**Given instruction**
Copy out all lines with the word "valid" in them.

**Listed records**

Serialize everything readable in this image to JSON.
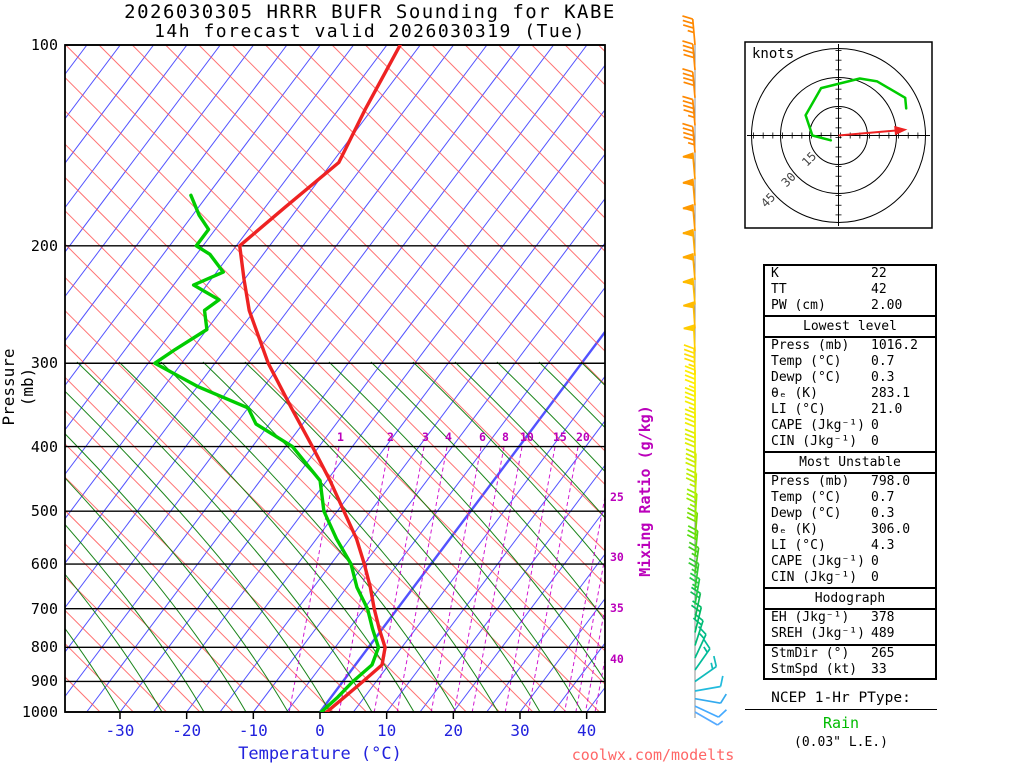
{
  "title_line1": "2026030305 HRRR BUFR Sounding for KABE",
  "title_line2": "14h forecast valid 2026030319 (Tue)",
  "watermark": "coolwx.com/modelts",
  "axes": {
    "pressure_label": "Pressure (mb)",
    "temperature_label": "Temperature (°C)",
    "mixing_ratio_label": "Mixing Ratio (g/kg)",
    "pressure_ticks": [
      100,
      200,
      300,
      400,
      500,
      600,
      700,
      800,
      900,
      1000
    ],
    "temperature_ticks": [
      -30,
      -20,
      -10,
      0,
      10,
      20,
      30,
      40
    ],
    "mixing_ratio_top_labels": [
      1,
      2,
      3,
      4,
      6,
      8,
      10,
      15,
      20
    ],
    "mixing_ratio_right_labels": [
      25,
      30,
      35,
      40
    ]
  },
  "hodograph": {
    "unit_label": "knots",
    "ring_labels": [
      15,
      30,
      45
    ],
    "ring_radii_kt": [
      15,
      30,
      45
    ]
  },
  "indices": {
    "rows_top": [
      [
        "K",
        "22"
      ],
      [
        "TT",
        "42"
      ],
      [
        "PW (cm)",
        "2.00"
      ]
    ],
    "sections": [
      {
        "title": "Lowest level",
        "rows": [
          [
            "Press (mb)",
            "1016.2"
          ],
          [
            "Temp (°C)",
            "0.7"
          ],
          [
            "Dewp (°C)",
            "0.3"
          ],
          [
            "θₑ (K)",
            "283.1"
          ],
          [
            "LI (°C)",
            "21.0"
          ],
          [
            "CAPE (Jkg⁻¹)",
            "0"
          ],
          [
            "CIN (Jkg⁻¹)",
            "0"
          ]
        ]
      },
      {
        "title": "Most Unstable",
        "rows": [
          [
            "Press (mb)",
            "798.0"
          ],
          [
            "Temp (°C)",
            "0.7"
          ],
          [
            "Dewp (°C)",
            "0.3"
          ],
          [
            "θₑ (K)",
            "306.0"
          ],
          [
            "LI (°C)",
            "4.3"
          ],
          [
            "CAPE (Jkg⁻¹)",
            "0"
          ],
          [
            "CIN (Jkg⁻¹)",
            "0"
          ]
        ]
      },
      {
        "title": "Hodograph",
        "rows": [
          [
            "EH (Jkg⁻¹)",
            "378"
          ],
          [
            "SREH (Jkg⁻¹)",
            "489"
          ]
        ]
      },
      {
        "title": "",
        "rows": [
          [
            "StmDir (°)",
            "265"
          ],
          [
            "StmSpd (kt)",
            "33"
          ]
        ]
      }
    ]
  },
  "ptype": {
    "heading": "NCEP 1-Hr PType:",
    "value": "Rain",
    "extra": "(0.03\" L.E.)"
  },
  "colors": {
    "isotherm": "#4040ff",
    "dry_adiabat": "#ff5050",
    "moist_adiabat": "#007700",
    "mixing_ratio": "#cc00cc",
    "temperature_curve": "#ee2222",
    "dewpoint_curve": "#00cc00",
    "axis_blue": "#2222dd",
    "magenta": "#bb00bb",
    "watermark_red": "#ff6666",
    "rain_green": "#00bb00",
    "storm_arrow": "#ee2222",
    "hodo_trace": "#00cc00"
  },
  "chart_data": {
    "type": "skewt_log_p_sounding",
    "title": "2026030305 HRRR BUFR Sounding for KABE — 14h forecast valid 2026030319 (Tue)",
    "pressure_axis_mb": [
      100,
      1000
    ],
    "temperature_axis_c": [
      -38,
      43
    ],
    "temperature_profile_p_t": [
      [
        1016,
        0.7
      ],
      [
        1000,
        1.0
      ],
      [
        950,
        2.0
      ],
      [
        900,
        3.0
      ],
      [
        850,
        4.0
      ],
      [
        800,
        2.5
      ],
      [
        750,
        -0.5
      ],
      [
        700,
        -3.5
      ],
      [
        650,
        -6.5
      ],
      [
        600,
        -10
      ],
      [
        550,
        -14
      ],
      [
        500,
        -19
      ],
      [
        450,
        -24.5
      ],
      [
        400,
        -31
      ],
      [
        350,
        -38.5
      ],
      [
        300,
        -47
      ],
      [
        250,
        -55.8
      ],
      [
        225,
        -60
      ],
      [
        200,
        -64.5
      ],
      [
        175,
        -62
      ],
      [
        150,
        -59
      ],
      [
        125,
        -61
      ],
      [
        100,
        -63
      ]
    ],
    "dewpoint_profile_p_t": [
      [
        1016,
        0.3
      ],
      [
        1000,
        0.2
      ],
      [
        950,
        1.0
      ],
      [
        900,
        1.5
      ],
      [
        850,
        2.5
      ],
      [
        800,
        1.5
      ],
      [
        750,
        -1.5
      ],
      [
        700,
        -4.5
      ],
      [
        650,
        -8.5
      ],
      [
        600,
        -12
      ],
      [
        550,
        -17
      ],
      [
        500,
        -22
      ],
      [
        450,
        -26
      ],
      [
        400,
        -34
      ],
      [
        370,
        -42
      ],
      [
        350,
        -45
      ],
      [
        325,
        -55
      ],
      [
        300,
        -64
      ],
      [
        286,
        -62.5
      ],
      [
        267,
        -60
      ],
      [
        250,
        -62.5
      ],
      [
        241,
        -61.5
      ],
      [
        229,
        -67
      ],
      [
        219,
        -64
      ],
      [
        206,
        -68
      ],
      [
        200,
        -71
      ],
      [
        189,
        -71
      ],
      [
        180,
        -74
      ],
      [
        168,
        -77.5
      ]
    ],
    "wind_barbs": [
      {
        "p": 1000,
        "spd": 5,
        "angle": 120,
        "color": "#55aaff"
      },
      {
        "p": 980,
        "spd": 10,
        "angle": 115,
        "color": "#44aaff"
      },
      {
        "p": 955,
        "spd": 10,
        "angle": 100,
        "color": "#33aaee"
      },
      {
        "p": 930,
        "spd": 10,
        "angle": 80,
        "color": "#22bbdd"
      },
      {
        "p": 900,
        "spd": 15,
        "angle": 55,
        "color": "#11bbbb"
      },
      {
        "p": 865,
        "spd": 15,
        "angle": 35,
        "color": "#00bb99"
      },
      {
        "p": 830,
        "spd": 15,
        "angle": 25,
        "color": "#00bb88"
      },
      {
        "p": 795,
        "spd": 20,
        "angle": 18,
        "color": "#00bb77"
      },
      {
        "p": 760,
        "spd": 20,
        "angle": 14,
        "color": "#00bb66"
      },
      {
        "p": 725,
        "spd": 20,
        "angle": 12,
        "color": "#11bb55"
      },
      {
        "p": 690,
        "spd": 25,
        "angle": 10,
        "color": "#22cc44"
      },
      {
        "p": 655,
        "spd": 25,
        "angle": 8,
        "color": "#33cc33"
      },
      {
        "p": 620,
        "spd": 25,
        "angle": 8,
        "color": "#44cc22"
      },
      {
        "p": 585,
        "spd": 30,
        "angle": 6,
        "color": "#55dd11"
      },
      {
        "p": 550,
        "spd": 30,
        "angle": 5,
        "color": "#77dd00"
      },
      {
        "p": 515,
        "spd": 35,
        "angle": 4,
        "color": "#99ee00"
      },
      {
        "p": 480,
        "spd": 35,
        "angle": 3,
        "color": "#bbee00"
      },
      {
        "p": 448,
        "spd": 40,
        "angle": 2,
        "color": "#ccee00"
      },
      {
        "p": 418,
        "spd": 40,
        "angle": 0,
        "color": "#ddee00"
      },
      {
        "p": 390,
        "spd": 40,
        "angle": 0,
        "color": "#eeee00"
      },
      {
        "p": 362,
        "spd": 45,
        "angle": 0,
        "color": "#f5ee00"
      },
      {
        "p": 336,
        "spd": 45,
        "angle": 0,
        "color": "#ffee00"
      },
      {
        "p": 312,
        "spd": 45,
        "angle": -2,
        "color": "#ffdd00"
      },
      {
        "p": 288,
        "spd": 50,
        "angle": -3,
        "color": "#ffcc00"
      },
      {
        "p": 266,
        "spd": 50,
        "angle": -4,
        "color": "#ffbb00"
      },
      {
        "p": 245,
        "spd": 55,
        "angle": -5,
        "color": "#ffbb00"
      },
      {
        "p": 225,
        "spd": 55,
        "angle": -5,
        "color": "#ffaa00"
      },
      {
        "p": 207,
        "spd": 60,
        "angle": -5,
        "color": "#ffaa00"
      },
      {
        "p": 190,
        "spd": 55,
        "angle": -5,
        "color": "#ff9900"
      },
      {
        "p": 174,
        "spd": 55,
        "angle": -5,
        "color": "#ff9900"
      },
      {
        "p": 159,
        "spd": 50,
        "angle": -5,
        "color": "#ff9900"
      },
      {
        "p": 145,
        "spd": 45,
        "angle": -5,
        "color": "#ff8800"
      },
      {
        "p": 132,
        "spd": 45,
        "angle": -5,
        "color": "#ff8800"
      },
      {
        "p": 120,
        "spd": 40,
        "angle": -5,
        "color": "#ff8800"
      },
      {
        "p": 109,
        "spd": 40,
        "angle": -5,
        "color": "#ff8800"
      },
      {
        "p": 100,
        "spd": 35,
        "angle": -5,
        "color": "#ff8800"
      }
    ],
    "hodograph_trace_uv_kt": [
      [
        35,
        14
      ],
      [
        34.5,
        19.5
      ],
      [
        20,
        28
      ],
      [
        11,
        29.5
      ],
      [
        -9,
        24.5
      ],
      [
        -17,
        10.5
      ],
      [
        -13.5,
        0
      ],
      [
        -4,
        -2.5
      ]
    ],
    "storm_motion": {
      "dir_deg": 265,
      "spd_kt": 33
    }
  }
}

**Full response**
  "title_line2": "14h forecast valid 2026030319 (Tue)",
    "title": "2026030305 HRRR BUFR Sounding for KABE — 14h forecast valid 2026030319 (Tue)",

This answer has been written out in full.